* Start *

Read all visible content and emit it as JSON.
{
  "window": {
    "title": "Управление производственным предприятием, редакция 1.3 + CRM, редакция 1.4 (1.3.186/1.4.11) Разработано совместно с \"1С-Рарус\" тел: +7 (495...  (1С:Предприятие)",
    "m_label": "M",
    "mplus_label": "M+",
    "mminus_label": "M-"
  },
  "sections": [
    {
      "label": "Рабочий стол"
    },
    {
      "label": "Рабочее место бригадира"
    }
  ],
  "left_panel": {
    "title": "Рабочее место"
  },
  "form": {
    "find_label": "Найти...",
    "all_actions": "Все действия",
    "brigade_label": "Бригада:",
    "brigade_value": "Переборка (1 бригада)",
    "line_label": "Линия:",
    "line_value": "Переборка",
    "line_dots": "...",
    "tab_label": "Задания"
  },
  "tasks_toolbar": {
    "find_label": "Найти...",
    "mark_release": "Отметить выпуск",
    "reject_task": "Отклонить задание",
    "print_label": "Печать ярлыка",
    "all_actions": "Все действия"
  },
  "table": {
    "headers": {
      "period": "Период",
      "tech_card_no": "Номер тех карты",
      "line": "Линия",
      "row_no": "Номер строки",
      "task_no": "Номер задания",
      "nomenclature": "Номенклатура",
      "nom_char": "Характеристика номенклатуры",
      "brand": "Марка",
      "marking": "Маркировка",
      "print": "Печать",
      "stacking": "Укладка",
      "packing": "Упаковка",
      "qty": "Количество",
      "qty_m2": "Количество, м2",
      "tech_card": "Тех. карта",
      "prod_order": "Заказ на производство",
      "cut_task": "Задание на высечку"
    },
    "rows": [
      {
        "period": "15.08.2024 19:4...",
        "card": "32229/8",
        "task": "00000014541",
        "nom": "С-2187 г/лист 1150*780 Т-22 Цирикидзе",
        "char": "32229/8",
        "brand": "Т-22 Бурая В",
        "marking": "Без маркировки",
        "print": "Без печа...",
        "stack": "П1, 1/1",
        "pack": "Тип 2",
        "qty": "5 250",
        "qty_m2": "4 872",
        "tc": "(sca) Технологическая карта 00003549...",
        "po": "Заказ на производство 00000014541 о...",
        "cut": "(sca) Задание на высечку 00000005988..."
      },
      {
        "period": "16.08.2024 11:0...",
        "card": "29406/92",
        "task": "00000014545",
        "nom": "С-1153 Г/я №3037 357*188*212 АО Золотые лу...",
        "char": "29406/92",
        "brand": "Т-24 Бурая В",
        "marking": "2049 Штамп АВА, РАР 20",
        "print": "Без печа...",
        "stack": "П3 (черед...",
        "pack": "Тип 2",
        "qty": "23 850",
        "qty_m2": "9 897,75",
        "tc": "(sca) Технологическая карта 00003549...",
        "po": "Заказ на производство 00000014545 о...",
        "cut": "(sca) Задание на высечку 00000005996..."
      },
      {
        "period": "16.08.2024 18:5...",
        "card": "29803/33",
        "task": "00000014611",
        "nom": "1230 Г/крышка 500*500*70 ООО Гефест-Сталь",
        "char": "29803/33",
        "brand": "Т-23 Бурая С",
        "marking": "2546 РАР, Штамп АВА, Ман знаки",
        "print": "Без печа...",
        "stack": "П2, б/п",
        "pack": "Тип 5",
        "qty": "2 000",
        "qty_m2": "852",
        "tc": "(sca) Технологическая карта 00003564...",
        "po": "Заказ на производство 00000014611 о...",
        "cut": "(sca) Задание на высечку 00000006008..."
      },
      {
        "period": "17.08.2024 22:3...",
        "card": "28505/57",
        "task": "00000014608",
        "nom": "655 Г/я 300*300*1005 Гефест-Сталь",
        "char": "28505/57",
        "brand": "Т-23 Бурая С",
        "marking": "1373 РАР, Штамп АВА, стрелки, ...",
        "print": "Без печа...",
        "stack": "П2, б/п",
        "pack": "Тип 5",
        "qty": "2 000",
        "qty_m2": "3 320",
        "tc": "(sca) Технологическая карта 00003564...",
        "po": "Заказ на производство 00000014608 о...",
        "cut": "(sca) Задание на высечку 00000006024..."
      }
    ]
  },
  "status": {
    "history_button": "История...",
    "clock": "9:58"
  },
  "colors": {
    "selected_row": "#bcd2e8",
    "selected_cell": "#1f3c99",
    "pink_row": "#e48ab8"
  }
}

* End *

Copy, from the material, each line that holds the string "производство".

### FINAL RESULT
      "prod_order": "Заказ на производство",
        "po": "Заказ на производство 00000014541 о...",
        "po": "Заказ на производство 00000014545 о...",
        "po": "Заказ на производство 00000014611 о...",
        "po": "Заказ на производство 00000014608 о...",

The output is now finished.